** Begin Raw records **

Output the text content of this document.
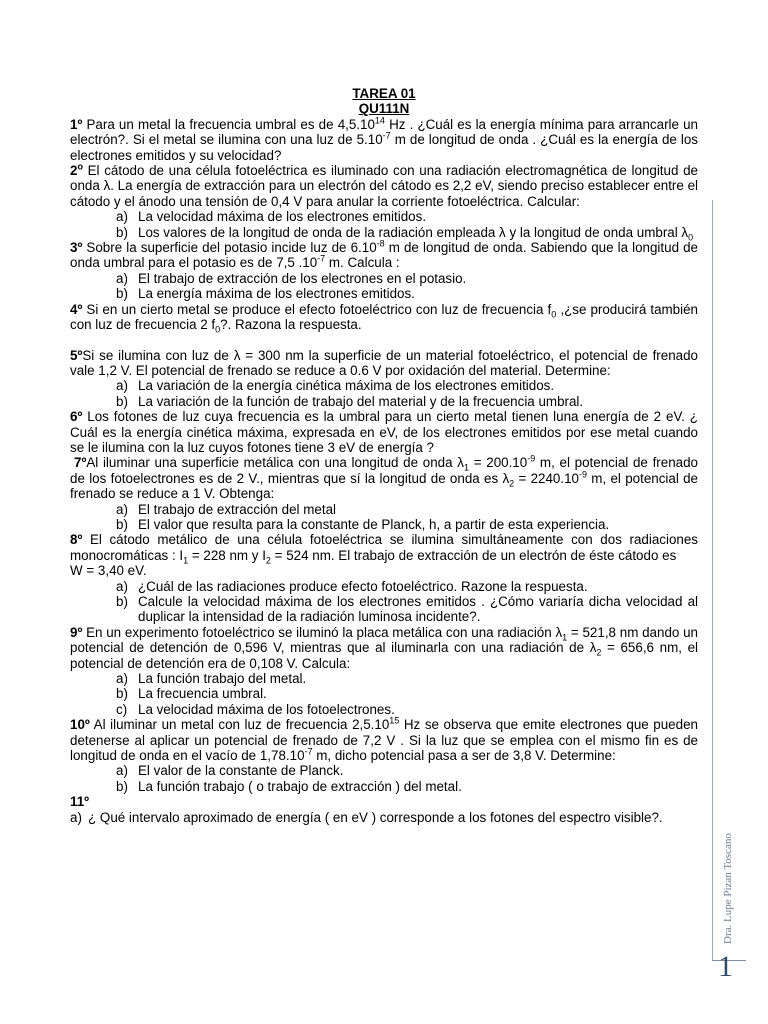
TAREA 01

QU111N

1º Para un metal la frecuencia umbral es de 4,5.10$^{14}$ Hz . ¿Cuál es la energía mínima para arrancarle un electrón?. Si el metal se ilumina con una luz de $5.10^{-7}$ m de longitud de onda . ¿Cuál es la energía de los electrones emitidos y su velocidad?

2$^o$ El cátodo de una célula fotoeléctrica es iluminado con una radiación electromagnética de longitud de onda λ. La energía de extracción para un electrón del cátodo es 2,2 eV, siendo preciso establecer entre el cátodo y el ánodo una tensión de 0,4 V para anular la corriente fotoeléctrica. Calcular:

a) La velocidad máxima de los electrones emitidos.
b) Los valores de la longitud de onda de la radiación empleada λ y la longitud de onda umbral $\lambda_0$

3º Sobre la superficie del potasio incide luz de $6.10^{-8}$ m de longitud de onda. Sabiendo que la longitud de onda umbral para el potasio es de 7,5 $.10^{-7}$ m. Calcula :

a) El trabajo de extracción de los electrones en el potasio.
b) La energía máxima de los electrones emitidos.

4º Si en un cierto metal se produce el efecto fotoeléctrico con luz de frecuencia $f_0$ ,¿se producirá también con luz de frecuencia 2 $f_0$?. Razona la respuesta.

5ºSi se ilumina con luz de λ = 300 nm la superficie de un material fotoeléctrico, el potencial de frenado vale 1,2 V. El potencial de frenado se reduce a 0.6 V por oxidación del material. Determine:

a) La variación de la energía cinética máxima de los electrones emitidos.
b) La variación de la función de trabajo del material y de la frecuencia umbral.

6º Los fotones de luz cuya frecuencia es la umbral para un cierto metal tienen luna energía de 2 eV. ¿ Cuál es la energía cinética máxima, expresada en eV, de los electrones emitidos por ese metal cuando se le ilumina con la luz cuyos fotones tiene 3 eV de energía ?

7ºAl iluminar una superficie metálica con una longitud de onda $\lambda_1 = 200.10^{-9}$ m, el potencial de frenado de los fotoelectrones es de 2 V., mientras que sí la longitud de onda es $\lambda_2 = 2240.10^{-9}$ m, el potencial de frenado se reduce a 1 V. Obtenga:

a) El trabajo de extracción del metal
b) El valor que resulta para la constante de Planck, h, a partir de esta experiencia.

8º El cátodo metálico de una célula fotoeléctrica se ilumina simultáneamente con dos radiaciones monocromáticas : $I_1 = 228$ nm y $I_2 = 524$ nm. El trabajo de extracción de un electrón de éste cátodo es

W = 3,40 eV.

a) ¿Cuál de las radiaciones produce efecto fotoeléctrico. Razone la respuesta.
b) Calcule la velocidad máxima de los electrones emitidos . ¿Cómo variaría dicha velocidad al duplicar la intensidad de la radiación luminosa incidente?.

9º En un experimento fotoeléctrico se iluminó la placa metálica con una radiación $\lambda_1 = 521,8$ nm dando un potencial de detención de 0,596 V, mientras que al iluminarla con una radiación de $\lambda_2 = 656,6$ nm, el potencial de detención era de 0,108 V. Calcula:

a) La función trabajo del metal.
b) La frecuencia umbral.
c) La velocidad máxima de los fotoelectrones.

10º Al iluminar un metal con luz de frecuencia 2,5.10$^{15}$ Hz se observa que emite electrones que pueden detenerse al aplicar un potencial de frenado de 7,2 V . Si la luz que se emplea con el mismo fin es de longitud de onda en el vacío de $1,78.10^{-7}$ m, dicho potencial pasa a ser de 3,8 V. Determine:

a) El valor de la constante de Planck.
b) La función trabajo ( o trabajo de extracción ) del metal.

11º

a) ¿ Qué intervalo aproximado de energía ( en eV ) corresponde a los fotones del espectro visible?.
Dra. Lupe Pizan Toscano
1
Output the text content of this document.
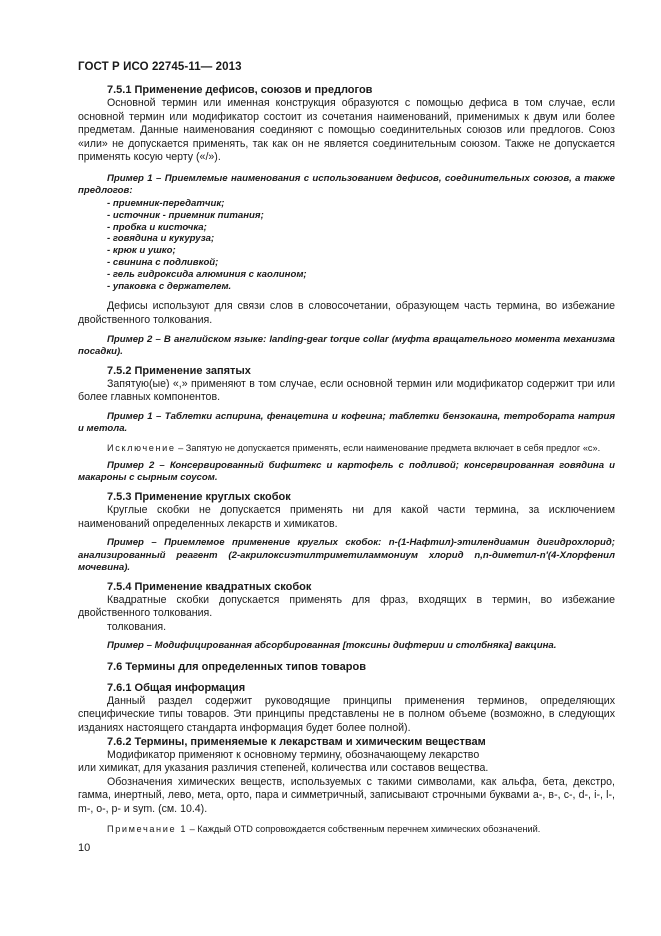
ГОСТ Р ИСО 22745-11— 2013

7.5.1 Применение дефисов, союзов и предлогов

Основной термин или именная конструкция образуются с помощью дефиса в том случае, если основной термин или модификатор состоит из сочетания наименований, применимых к двум или более предметам. Данные наименования соединяют с помощью соединительных союзов или предлогов. Союз «или» не допускается применять, так как он не является соединительным союзом. Также не допускается применять косую черту («/»).

Пример 1 – Приемлемые наименования с использованием дефисов, соединительных союзов, а также предлогов:

- приемник-передатчик;
- источник - приемник питания;
- пробка и кисточка;
- говядина и кукуруза;
- крюк и ушко;
- свинина с подливкой;
- гель гидроксида алюминия с каолином;
- упаковка с держателем.

Дефисы используют для связи слов в словосочетании, образующем часть термина, во избежание двойственного толкования.

Пример 2 – В английском языке: landing-gear torque collar (муфта вращательного момента механизма посадки).

7.5.2 Применение запятых

Запятую(ые) «,» применяют в том случае, если основной термин или модификатор содержит три или более главных компонентов.

Пример 1 – Таблетки аспирина, фенацетина и кофеина; таблетки бензокаина, тетробората натрия и метола.

Исключение – Запятую не допускается применять, если наименование предмета включает в себя предлог «с».

Пример 2 – Консервированный бифштекс и картофель с подливой; консервированная говядина и макароны с сырным соусом.

7.5.3 Применение круглых скобок

Круглые скобки не допускается применять ни для какой части термина, за исключением наименований определенных лекарств и химикатов.

Пример – Приемлемое применение круглых скобок: n-(1-Нафтил)-этилендиамин дигидрохлорид; анализированный реагент (2-акрилоксиэтилтриметиламмониум хлорид n,n-диметил-n'(4-Хлорфенил мочевина).

7.5.4 Применение квадратных скобок

Квадратные скобки допускается применять для фраз, входящих в термин, во избежание двойственного толкования.

толкования.

Пример – Модифицированная абсорбированная [токсины дифтерии и столбняка] вакцина.

7.6 Термины для определенных типов товаров

7.6.1 Общая информация

Данный раздел содержит руководящие принципы применения терминов, определяющих специфические типы товаров. Эти принципы представлены не в полном объеме (возможно, в следующих изданиях настоящего стандарта информация будет более полной).

7.6.2 Термины, применяемые к лекарствам и химическим веществам

Модификатор применяют к основному термину, обозначающему лекарство

или химикат, для указания различия степеней, количества или составов вещества.

Обозначения химических веществ, используемых с такими символами, как альфа, бета, декстро, гамма, инертный, лево, мета, орто, пара и симметричный, записывают строчными буквами а-, в-, с-, d-, i-, l-, m-, o-, p- и sym. (см. 10.4).

Примечание 1 – Каждый OTD сопровождается собственным перечнем химических обозначений.

10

** End Raw records **

▶ [Short problem]
Repeat each record exactly as shown above, dropping all images.

▶ [The answer]
Output the text content of this document.
TAREA 01

QU111N

1º Para un metal la frecuencia umbral es de 4,5.10$^{14}$ Hz . ¿Cuál es la energía mínima para arrancarle un electrón?. Si el metal se ilumina con una luz de $5.10^{-7}$ m de longitud de onda . ¿Cuál es la energía de los electrones emitidos y su velocidad?

2$^o$ El cátodo de una célula fotoeléctrica es iluminado con una radiación electromagnética de longitud de onda λ. La energía de extracción para un electrón del cátodo es 2,2 eV, siendo preciso establecer entre el cátodo y el ánodo una tensión de 0,4 V para anular la corriente fotoeléctrica. Calcular:

a) La velocidad máxima de los electrones emitidos.
b) Los valores de la longitud de onda de la radiación empleada λ y la longitud de onda umbral $\lambda_0$

3º Sobre la superficie del potasio incide luz de $6.10^{-8}$ m de longitud de onda. Sabiendo que la longitud de onda umbral para el potasio es de 7,5 $.10^{-7}$ m. Calcula :

a) El trabajo de extracción de los electrones en el potasio.
b) La energía máxima de los electrones emitidos.

4º Si en un cierto metal se produce el efecto fotoeléctrico con luz de frecuencia $f_0$ ,¿se producirá también con luz de frecuencia 2 $f_0$?. Razona la respuesta.

5ºSi se ilumina con luz de λ = 300 nm la superficie de un material fotoeléctrico, el potencial de frenado vale 1,2 V. El potencial de frenado se reduce a 0.6 V por oxidación del material. Determine:

a) La variación de la energía cinética máxima de los electrones emitidos.
b) La variación de la función de trabajo del material y de la frecuencia umbral.

6º Los fotones de luz cuya frecuencia es la umbral para un cierto metal tienen luna energía de 2 eV. ¿ Cuál es la energía cinética máxima, expresada en eV, de los electrones emitidos por ese metal cuando se le ilumina con la luz cuyos fotones tiene 3 eV de energía ?

7ºAl iluminar una superficie metálica con una longitud de onda $\lambda_1 = 200.10^{-9}$ m, el potencial de frenado de los fotoelectrones es de 2 V., mientras que sí la longitud de onda es $\lambda_2 = 2240.10^{-9}$ m, el potencial de frenado se reduce a 1 V. Obtenga:

a) El trabajo de extracción del metal
b) El valor que resulta para la constante de Planck, h, a partir de esta experiencia.

8º El cátodo metálico de una célula fotoeléctrica se ilumina simultáneamente con dos radiaciones monocromáticas : $I_1 = 228$ nm y $I_2 = 524$ nm. El trabajo de extracción de un electrón de éste cátodo es

W = 3,40 eV.

a) ¿Cuál de las radiaciones produce efecto fotoeléctrico. Razone la respuesta.
b) Calcule la velocidad máxima de los electrones emitidos . ¿Cómo variaría dicha velocidad al duplicar la intensidad de la radiación luminosa incidente?.

9º En un experimento fotoeléctrico se iluminó la placa metálica con una radiación $\lambda_1 = 521,8$ nm dando un potencial de detención de 0,596 V, mientras que al iluminarla con una radiación de $\lambda_2 = 656,6$ nm, el potencial de detención era de 0,108 V. Calcula:

a) La función trabajo del metal.
b) La frecuencia umbral.
c) La velocidad máxima de los fotoelectrones.

10º Al iluminar un metal con luz de frecuencia 2,5.10$^{15}$ Hz se observa que emite electrones que pueden detenerse al aplicar un potencial de frenado de 7,2 V . Si la luz que se emplea con el mismo fin es de longitud de onda en el vacío de $1,78.10^{-7}$ m, dicho potencial pasa a ser de 3,8 V. Determine:

a) El valor de la constante de Planck.
b) La función trabajo ( o trabajo de extracción ) del metal.

11º

a) ¿ Qué intervalo aproximado de energía ( en eV ) corresponde a los fotones del espectro visible?.
Dra. Lupe Pizan Toscano
1
Output the text content of this document.
ГОСТ Р ИСО 22745-11— 2013

7.5.1 Применение дефисов, союзов и предлогов

Основной термин или именная конструкция образуются с помощью дефиса в том случае, если основной термин или модификатор состоит из сочетания наименований, применимых к двум или более предметам. Данные наименования соединяют с помощью соединительных союзов или предлогов. Союз «или» не допускается применять, так как он не является соединительным союзом. Также не допускается применять косую черту («/»).

Пример 1 – Приемлемые наименования с использованием дефисов, соединительных союзов, а также предлогов:

- приемник-передатчик;
- источник - приемник питания;
- пробка и кисточка;
- говядина и кукуруза;
- крюк и ушко;
- свинина с подливкой;
- гель гидроксида алюминия с каолином;
- упаковка с держателем.

Дефисы используют для связи слов в словосочетании, образующем часть термина, во избежание двойственного толкования.

Пример 2 – В английском языке: landing-gear torque collar (муфта вращательного момента механизма посадки).

7.5.2 Применение запятых

Запятую(ые) «,» применяют в том случае, если основной термин или модификатор содержит три или более главных компонентов.

Пример 1 – Таблетки аспирина, фенацетина и кофеина; таблетки бензокаина, тетробората натрия и метола.

Исключение – Запятую не допускается применять, если наименование предмета включает в себя предлог «с».

Пример 2 – Консервированный бифштекс и картофель с подливой; консервированная говядина и макароны с сырным соусом.

7.5.3 Применение круглых скобок

Круглые скобки не допускается применять ни для какой части термина, за исключением наименований определенных лекарств и химикатов.

Пример – Приемлемое применение круглых скобок: n-(1-Нафтил)-этилендиамин дигидрохлорид; анализированный реагент (2-акрилоксиэтилтриметиламмониум хлорид n,n-диметил-n'(4-Хлорфенил мочевина).

7.5.4 Применение квадратных скобок

Квадратные скобки допускается применять для фраз, входящих в термин, во избежание двойственного толкования.

толкования.

Пример – Модифицированная абсорбированная [токсины дифтерии и столбняка] вакцина.

7.6 Термины для определенных типов товаров

7.6.1 Общая информация

Данный раздел содержит руководящие принципы применения терминов, определяющих специфические типы товаров. Эти принципы представлены не в полном объеме (возможно, в следующих изданиях настоящего стандарта информация будет более полной).

7.6.2 Термины, применяемые к лекарствам и химическим веществам

Модификатор применяют к основному термину, обозначающему лекарство

или химикат, для указания различия степеней, количества или составов вещества.

Обозначения химических веществ, используемых с такими символами, как альфа, бета, декстро, гамма, инертный, лево, мета, орто, пара и симметричный, записывают строчными буквами а-, в-, с-, d-, i-, l-, m-, o-, p- и sym. (см. 10.4).

Примечание 1 – Каждый OTD сопровождается собственным перечнем химических обозначений.

10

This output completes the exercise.